Document excerpt:

%%

I went out to the Union Club last summer to see Hannah’s sister’s band called Carpool. Her sister played saxophone. When the lights went down, Carpool stirred the crowd into gently bouncing, bumping motion as they shout-sang between golden horn wails and precise volleys of snare. They wrapped up with a cheery thank-you and a nod to the hand-painted shirts waiting on a folding table in the back.

We stepped outside between sets and a woman wearing .22 cartridge earrings that shone like streetlights came over and told me she liked my band’s new video. I told her thanks and sorry but I’m not in that band. She said it was a good video anyway and went off past a clump of unshaven men in ironic shirts smoking American Spirit blacks. Red neon spilled out from the shop window next door. Hannah and I leaned back against the brick and made fun of the guys and their pretensions.

“That one looks like the type of dude who’d ask you if you’d ever heard of Tame Impala.”

“He’d probably write whole poems about you and then ghost you because he needs time to figure himself out.”

“Bet he’d shove a gap into his teeth with a screwdriver just to look more like Mac DeMarco.”

We kept it up until the mockery became too much of a sport, and our own words felt acidic in our mouths, even as we stayed out of earshot. We went back inside and upstairs where the noise came washing and roaring like a swollen river. The next band was called Wimps and their songs were simple and ferocious. Two chord four/four piss and PBR. The Union Club lacked air conditioning and it was an August night and the bodies that churned and stomped in the front all slipped against each other, shirts sticking and skin gleaming. There was a photographer there, who came to nearly every show, cradling his expensive camera, ducking and weaving like a boxer as he waded into the pit. I remember feeling the lens on me, thinking of being documented, of The Decline of Western Civilization, of a swirl of painted, pierced, pimpled faces. I thought of Darby Crash in that movie. Crawling over the stage, letting a sea of hands pass around a blue magic marker to scrawl on his bare back like a bathroom stall, some drawing cocks or swastikas. How bad he slurred his speech when he shouted “just gimme a beer.” He died a few months after the film was shot.

%%

Data lines:

%%

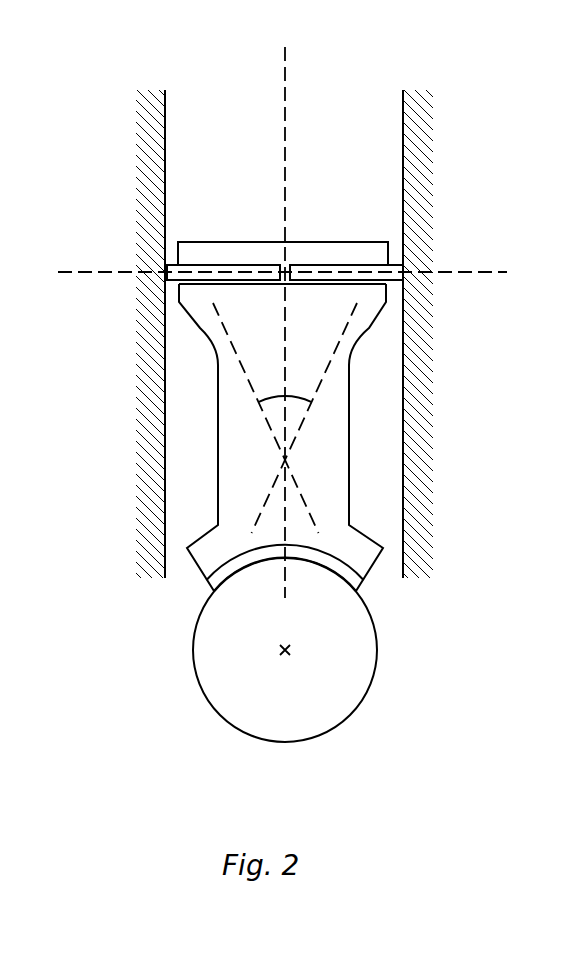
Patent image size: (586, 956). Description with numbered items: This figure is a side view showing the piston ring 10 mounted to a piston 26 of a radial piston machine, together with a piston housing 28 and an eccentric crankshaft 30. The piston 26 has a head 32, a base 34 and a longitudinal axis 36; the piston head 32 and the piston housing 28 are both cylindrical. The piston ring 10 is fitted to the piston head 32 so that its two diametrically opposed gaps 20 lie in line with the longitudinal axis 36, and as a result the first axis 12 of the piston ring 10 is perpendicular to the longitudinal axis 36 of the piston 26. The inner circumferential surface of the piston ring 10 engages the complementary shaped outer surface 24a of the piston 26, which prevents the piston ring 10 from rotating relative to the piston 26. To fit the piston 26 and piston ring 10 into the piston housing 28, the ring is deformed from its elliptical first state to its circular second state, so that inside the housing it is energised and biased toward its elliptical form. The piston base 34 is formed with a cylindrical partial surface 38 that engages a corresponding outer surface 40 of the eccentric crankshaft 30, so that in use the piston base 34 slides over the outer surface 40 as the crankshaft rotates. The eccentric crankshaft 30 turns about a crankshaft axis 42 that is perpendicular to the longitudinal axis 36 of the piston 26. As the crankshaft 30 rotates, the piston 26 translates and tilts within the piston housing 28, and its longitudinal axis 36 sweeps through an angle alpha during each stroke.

%%
%%

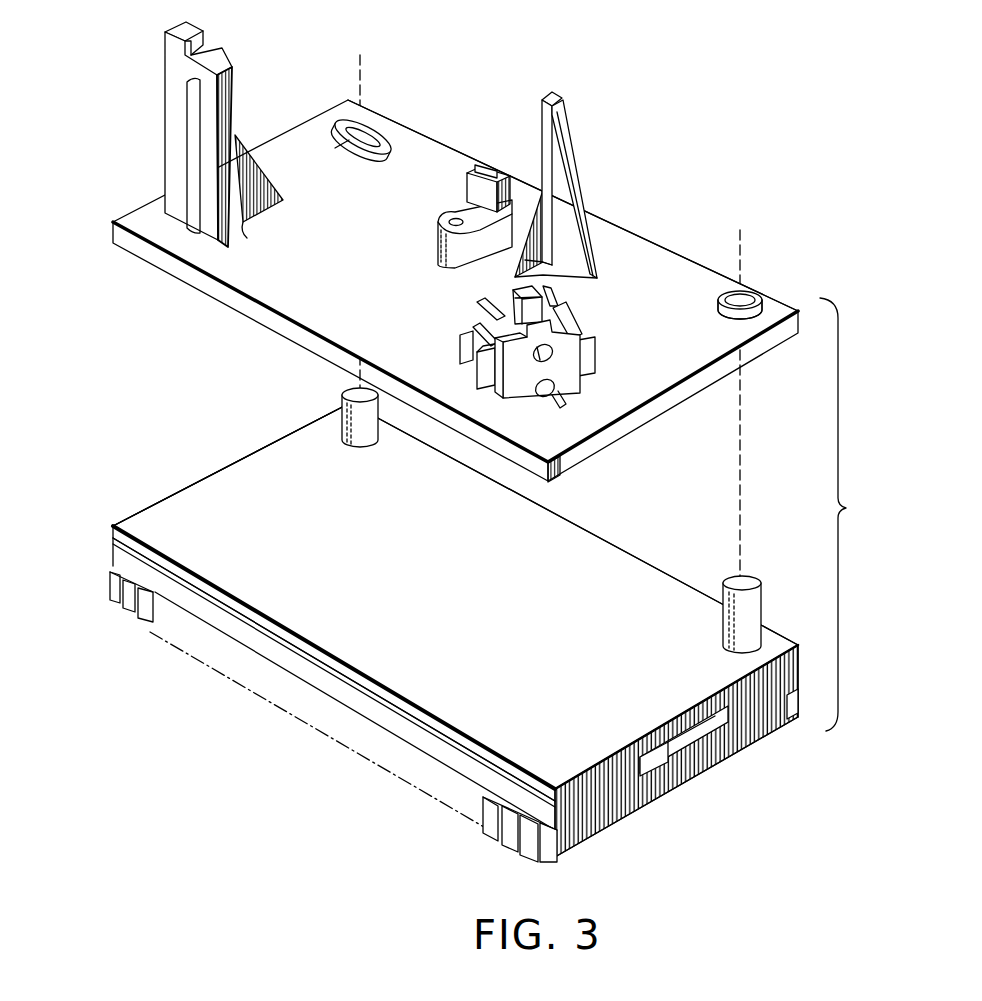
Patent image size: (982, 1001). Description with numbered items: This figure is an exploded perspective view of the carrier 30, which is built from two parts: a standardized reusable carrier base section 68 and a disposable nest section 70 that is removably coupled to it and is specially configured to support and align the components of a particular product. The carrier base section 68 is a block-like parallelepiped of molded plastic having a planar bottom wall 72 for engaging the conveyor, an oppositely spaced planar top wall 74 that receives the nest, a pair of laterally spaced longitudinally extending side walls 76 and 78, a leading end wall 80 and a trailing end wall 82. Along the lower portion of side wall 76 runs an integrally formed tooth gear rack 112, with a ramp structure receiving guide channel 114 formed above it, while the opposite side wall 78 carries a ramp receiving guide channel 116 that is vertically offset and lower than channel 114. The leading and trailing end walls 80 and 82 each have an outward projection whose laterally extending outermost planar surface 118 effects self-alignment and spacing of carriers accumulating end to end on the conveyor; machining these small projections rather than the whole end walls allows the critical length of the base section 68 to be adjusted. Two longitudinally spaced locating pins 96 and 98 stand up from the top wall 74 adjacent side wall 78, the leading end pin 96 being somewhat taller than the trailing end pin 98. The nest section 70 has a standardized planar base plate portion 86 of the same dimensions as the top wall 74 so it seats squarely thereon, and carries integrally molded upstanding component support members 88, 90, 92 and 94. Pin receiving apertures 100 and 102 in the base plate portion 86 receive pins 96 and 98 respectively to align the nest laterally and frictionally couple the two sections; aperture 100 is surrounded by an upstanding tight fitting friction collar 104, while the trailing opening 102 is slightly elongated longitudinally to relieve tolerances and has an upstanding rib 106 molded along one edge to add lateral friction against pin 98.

%%
%%

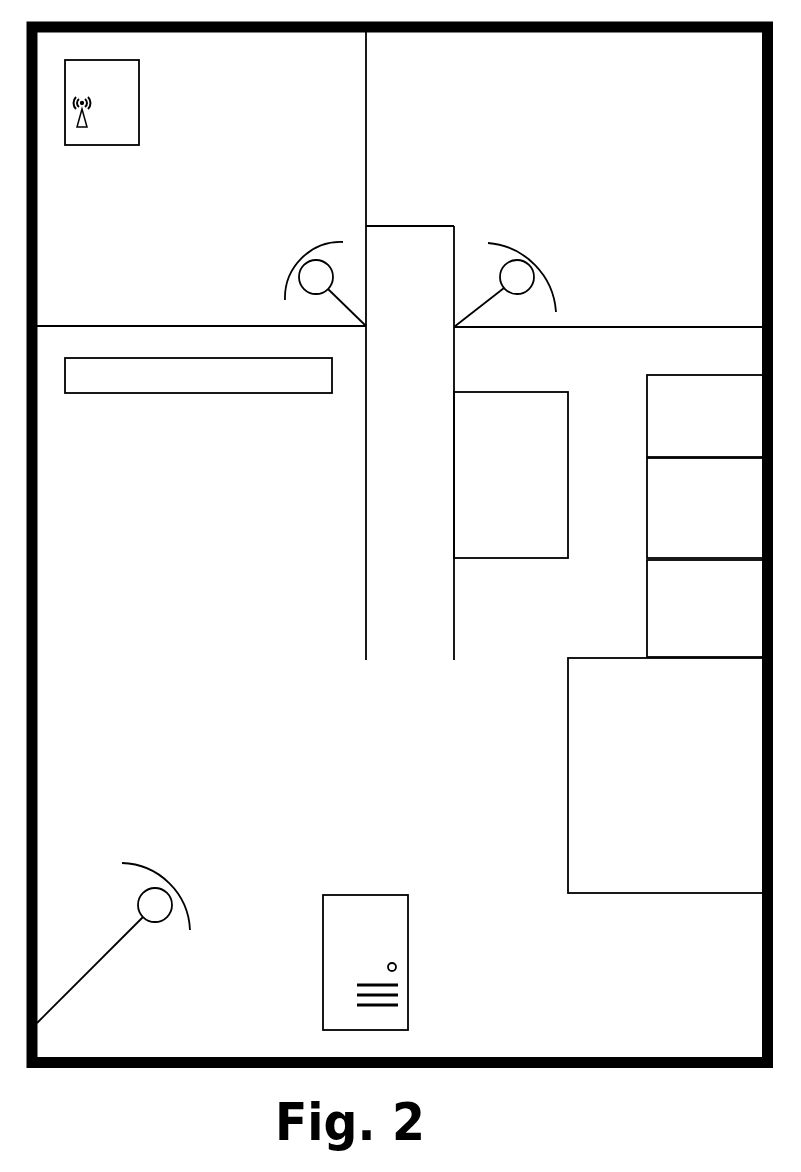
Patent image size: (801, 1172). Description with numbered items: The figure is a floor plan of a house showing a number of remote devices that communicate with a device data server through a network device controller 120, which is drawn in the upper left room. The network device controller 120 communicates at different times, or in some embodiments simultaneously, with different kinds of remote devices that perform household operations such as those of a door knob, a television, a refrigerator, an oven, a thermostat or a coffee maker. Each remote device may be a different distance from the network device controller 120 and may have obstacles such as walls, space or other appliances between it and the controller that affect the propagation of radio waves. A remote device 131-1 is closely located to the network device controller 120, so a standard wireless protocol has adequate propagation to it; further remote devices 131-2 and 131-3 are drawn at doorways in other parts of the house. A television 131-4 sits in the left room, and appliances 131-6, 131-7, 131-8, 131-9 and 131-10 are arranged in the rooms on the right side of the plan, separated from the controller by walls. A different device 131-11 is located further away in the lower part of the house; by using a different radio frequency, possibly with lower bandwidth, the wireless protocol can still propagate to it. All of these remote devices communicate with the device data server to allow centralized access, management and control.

%%

Set exercise:
Duplicate the passage from the Union Club text above, starting at "We stepped outside" and ending at "and their pretensions.".

Output for this task:
We stepped outside between sets and a woman wearing .22 cartridge earrings that shone like streetlights came over and told me she liked my band’s new video. I told her thanks and sorry but I’m not in that band. She said it was a good video anyway and went off past a clump of unshaven men in ironic shirts smoking American Spirit blacks. Red neon spilled out from the shop window next door. Hannah and I leaned back against the brick and made fun of the guys and their pretensions.